Set tasks:
a - In the excerpt about Nixon and the 1968 Vietnam peace talks, which newspaper asked the White House to confirm or deny a story from its Saigon correspondent?
b - Write the next part of the excerpt about Nixon and the 1968 Vietnam peace talks, starting after its final sentence.
------ Selected excerpt
Nixon was lying: he was determined that Johnson get no political credit for peacemaking, and at his personal direction and in secret had done everything he could to make sure it didn’t happen.
On Monday morning, the day before Americans went to the polls, The Christian Science Monitor asked the White House to confirm or deny a story from their Saigon correspondent that said “political encouragement from the Richard Nixon camp” had been “a significant factor” in President Thieu’s sudden decision to stay home. At first, Johnson wasn’t sure what to do. He thought it likely Nixon had lied to him but had seen no absolute proof of his personal involvement. (That would not be made public for thirty-nine years, in the form of H. R. Haldeman’s notes of the candidate’s October 22 late-night telephone call.)
pgs. 618-19
The war may have ended in late 1968 or 1969. After Nixon’s election the war expanded to Cambodia. Americans would continue dying for 7 more years.
------------
------ Data
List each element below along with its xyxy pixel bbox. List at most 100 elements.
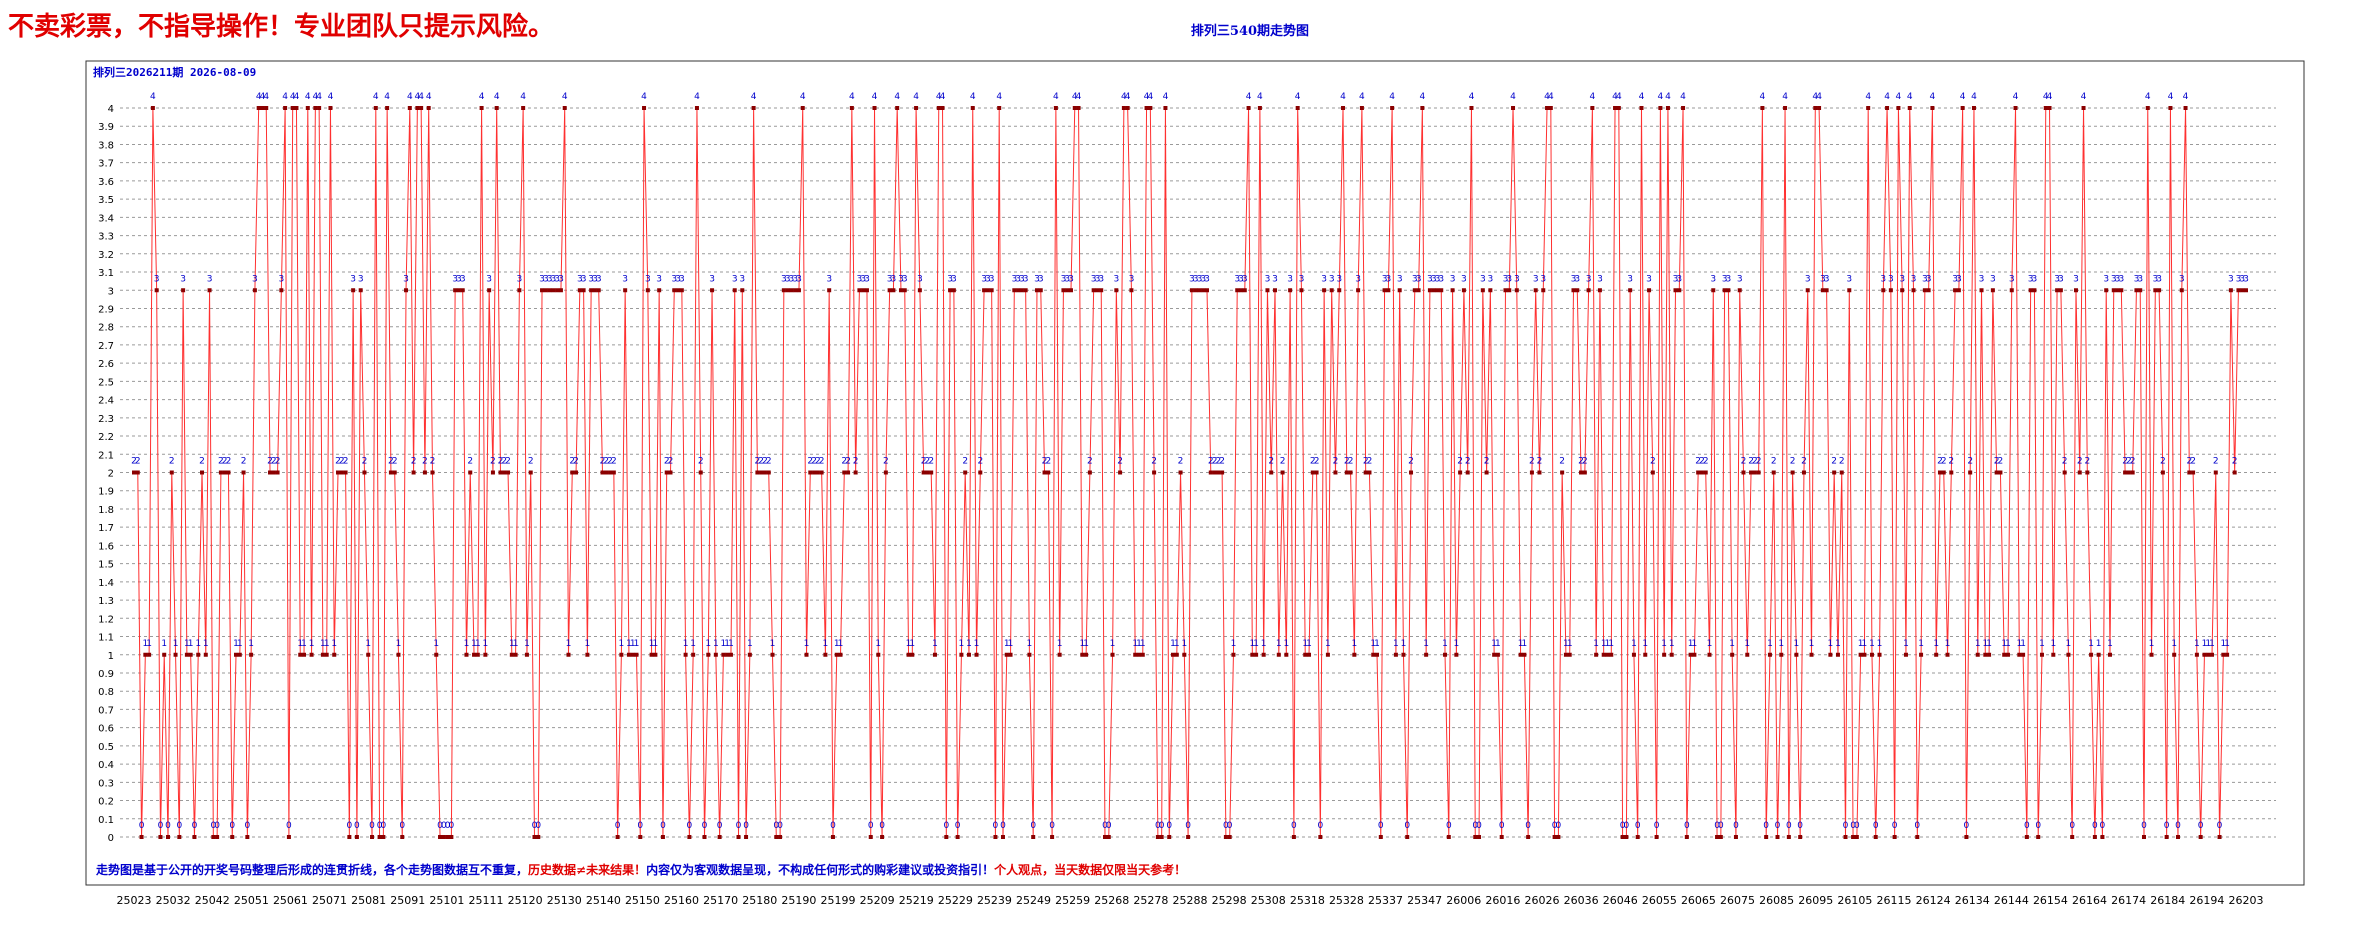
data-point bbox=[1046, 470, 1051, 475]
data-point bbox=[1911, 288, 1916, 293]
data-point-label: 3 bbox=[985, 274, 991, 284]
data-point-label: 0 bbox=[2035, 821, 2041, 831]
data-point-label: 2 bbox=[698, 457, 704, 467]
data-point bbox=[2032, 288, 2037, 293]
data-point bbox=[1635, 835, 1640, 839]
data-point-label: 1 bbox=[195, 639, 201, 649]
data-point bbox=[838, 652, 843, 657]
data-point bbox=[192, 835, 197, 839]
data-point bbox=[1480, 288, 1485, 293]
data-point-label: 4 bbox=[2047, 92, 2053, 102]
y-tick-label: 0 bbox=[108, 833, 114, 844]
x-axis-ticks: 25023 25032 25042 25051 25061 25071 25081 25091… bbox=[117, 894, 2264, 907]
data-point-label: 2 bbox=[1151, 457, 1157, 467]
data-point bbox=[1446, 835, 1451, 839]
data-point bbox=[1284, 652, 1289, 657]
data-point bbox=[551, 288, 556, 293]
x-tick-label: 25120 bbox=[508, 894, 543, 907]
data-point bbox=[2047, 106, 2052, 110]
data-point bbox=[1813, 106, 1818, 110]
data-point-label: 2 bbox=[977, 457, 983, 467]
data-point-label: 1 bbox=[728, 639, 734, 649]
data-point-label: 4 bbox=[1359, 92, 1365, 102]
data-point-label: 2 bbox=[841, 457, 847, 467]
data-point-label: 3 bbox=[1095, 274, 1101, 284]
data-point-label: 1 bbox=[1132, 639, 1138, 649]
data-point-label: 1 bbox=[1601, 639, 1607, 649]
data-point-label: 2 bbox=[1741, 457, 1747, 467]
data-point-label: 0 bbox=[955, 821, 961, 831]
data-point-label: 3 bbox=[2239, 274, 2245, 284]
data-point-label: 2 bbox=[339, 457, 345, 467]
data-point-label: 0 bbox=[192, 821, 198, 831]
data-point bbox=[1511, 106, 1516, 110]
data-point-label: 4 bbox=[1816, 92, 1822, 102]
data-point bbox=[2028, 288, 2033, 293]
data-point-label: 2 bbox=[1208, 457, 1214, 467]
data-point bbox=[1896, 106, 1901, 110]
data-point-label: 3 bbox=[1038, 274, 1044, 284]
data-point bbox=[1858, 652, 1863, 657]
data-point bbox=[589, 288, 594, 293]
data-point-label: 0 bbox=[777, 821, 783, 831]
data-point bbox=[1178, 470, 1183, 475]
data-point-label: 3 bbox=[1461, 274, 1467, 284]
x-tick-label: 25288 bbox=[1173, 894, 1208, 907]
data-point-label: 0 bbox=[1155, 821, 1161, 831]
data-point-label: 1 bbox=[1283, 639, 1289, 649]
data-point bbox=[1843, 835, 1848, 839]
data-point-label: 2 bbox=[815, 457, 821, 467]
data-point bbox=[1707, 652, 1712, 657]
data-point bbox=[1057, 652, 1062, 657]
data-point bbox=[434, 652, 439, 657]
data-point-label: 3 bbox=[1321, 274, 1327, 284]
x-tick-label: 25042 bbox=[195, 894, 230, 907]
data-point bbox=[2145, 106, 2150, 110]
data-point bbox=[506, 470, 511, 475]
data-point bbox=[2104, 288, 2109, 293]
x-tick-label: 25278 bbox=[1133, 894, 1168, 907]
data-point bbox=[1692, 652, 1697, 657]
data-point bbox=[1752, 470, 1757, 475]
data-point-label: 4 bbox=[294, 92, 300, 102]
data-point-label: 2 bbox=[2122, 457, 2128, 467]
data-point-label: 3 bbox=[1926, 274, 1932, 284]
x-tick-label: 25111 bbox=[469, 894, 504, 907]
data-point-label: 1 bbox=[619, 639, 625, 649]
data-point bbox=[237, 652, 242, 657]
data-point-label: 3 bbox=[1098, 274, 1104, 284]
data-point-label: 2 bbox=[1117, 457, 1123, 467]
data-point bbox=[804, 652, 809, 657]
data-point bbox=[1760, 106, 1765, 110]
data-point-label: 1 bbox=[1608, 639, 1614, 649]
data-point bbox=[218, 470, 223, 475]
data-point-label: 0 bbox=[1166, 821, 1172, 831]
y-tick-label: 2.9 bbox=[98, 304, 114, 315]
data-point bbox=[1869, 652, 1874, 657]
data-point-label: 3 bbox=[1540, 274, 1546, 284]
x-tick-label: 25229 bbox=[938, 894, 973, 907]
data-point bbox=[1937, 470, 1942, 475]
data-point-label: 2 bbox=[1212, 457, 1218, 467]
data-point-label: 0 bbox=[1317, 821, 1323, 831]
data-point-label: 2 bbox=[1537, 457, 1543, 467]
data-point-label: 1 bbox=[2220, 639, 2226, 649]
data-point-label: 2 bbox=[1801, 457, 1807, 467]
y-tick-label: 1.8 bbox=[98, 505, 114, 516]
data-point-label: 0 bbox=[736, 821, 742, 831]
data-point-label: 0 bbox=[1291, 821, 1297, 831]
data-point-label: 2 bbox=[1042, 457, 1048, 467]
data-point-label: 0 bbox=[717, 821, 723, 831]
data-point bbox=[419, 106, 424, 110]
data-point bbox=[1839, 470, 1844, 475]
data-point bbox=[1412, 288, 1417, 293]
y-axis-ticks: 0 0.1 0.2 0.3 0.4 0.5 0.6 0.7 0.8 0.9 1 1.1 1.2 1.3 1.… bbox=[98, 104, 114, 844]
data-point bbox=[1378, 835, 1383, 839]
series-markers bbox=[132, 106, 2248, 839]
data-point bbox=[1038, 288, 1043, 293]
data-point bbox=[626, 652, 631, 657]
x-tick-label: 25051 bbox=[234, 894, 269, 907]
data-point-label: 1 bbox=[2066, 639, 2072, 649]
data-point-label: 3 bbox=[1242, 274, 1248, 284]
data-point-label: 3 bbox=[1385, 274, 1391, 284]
------------
------ Data
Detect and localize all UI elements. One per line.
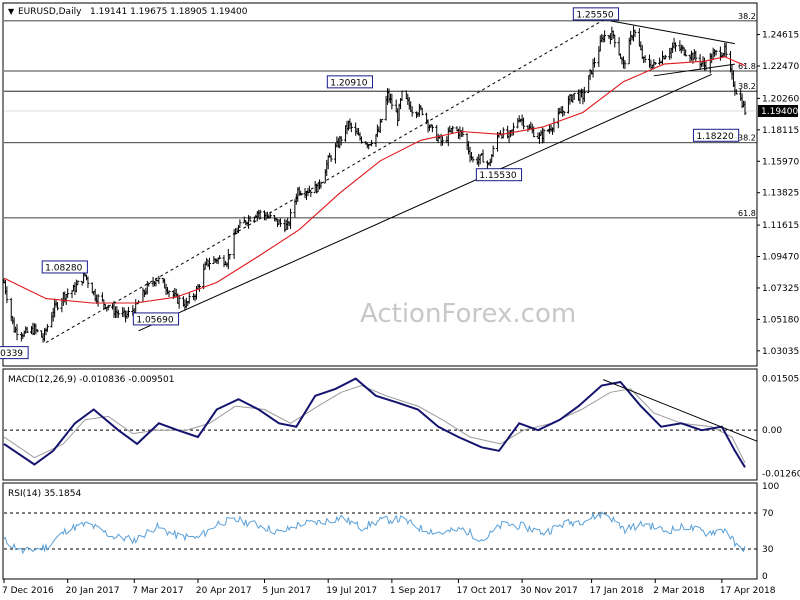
------------
Outputs for the tasks:
a - The Christian Science Monitor.

b -
Nixon willing to use nuclear weapons
The Eisenhower Administration offered three atomic bombs to French foreign minister Georges Bidault in the last days of Dien Bien Phu. In the opening months of JFK’s Presidency, Attorney General Robert Kennedy supported the atomic bombing of Cambodia.
Ward and Burns now offer greater insights to Nixon’s plan to drop atomic weapons on the Vietnamese/Chinese border in operation Duck Hook in the weeks leading up to the Paris Peace treaty. Ward and Burns also give greater insights to Henry Kissinger and President Nixon view of South Vietnamese President Nguyen Van Thieu as a weak, worthless leader.
Project 100,000: Race, Drugs & Fragging
In late 1966 Robert McNamara launched a controversial program called Project 100,000 which lowered both physical and mental standards for new inductees:
Forty-one percent of the 240,000 draftees inducted between 1966 and 1968 under the new dispensation were African American. Impatient old hands in the military dismissed the newcomers, white as well as black and brown, as “McNamara’s Morons.” “We had kids in our platoon that should have been in special ed,” one infantrymen remembered, “lots of kids who couldn’t read. One kid we had to write ‘L’ and ‘R’ on his boots so he’d know which way to go.”
A disproportionate number of these draftees were assigned to combat. The death rate among them would prove twice the overall rate, and a postwar study of those who survived showed that the training they were supposed to have received actually did little to prepare them for civilian life.”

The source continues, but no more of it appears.